Every line with the word "kite" in it should be extracted from the data that follows.
● ● ●
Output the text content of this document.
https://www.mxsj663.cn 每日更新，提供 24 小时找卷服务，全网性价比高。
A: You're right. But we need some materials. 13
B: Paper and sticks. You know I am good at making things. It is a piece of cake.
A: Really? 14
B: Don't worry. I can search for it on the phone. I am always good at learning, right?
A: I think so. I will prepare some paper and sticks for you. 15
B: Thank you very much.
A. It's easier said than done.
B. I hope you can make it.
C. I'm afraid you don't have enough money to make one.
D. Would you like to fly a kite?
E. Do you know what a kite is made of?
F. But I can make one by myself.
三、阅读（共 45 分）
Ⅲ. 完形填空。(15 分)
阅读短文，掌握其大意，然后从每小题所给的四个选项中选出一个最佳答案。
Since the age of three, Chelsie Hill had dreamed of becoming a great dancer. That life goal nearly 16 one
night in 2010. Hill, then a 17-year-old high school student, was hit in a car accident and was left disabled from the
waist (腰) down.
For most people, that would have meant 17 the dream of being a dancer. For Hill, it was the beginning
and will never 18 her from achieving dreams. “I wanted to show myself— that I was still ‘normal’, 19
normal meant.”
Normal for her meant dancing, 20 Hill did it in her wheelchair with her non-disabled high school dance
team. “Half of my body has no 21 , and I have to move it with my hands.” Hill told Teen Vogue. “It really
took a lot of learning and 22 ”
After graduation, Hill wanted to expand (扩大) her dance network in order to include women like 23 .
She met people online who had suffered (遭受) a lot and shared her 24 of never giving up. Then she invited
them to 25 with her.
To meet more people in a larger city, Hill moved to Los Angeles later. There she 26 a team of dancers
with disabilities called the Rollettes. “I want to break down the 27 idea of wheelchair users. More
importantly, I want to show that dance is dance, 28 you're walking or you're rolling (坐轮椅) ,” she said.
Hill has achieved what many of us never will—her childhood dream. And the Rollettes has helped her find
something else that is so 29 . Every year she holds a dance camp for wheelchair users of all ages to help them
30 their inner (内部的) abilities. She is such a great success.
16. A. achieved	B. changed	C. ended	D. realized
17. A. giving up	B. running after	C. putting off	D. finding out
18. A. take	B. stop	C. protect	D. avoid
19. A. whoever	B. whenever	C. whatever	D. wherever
● ● ●
**Task result:**
D. Would you like to fly a kite?
E. Do you know what a kite is made of?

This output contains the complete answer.